Problem details: From the entries below, extract every line that includes the word "name".

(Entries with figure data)
※

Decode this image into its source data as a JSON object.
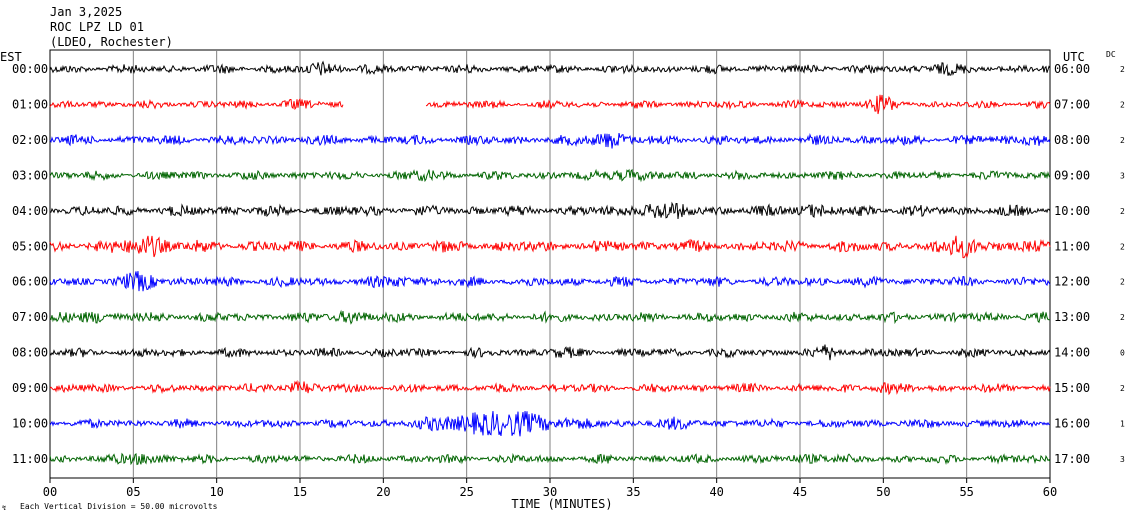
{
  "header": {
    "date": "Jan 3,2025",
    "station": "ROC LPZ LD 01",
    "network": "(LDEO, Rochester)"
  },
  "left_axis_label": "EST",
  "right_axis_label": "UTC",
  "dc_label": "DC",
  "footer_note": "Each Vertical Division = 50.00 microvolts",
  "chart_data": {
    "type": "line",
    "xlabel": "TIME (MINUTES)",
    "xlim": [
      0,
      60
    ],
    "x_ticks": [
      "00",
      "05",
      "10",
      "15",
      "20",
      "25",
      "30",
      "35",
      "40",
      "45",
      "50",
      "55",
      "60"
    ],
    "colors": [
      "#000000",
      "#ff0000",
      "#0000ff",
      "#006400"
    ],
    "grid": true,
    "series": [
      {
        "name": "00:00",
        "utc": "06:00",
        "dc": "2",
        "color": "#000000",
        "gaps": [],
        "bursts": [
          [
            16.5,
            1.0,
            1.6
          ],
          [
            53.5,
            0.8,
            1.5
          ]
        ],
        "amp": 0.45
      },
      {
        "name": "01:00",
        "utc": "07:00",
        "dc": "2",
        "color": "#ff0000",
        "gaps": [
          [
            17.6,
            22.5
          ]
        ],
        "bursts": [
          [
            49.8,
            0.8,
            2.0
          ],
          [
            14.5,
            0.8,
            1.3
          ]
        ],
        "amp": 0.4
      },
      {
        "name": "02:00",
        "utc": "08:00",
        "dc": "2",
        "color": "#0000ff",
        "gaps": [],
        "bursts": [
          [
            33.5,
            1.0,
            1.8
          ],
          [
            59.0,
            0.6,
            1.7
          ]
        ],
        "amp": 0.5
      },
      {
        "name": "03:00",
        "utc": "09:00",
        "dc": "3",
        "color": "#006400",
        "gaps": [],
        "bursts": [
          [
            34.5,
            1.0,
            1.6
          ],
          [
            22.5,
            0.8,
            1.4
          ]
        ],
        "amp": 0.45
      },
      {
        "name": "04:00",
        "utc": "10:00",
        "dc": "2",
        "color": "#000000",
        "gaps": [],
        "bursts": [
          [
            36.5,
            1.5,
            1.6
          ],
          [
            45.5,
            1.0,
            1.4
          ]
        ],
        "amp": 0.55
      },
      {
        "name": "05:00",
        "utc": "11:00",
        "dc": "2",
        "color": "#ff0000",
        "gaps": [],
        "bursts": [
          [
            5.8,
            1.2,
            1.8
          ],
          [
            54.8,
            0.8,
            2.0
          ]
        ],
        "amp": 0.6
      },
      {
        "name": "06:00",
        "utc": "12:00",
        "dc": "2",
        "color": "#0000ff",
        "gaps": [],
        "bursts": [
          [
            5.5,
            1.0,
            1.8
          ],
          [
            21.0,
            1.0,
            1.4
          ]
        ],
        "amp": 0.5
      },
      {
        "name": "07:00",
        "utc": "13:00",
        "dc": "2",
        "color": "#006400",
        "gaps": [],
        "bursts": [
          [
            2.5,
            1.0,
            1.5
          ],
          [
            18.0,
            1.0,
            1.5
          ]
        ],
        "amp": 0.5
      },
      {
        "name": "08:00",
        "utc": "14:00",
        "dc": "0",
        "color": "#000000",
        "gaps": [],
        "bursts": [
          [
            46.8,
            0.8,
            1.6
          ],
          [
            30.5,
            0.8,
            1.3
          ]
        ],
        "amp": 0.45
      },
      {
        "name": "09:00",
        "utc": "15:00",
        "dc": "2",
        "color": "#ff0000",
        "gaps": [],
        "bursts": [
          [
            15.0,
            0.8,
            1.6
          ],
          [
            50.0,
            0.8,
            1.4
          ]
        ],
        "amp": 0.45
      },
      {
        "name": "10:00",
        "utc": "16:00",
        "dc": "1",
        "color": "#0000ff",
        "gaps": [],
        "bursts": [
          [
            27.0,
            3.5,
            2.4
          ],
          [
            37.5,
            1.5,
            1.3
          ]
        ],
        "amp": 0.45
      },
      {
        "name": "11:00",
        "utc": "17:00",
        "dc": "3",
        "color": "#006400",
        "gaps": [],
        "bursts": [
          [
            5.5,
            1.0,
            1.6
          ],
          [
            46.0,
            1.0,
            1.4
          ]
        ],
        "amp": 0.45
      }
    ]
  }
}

※

Written reply:
        "name": "00:00",
        "name": "01:00",
        "name": "02:00",
        "name": "03:00",
        "name": "04:00",
        "name": "05:00",
        "name": "06:00",
        "name": "07:00",
        "name": "08:00",
        "name": "09:00",
        "name": "10:00",
        "name": "11:00",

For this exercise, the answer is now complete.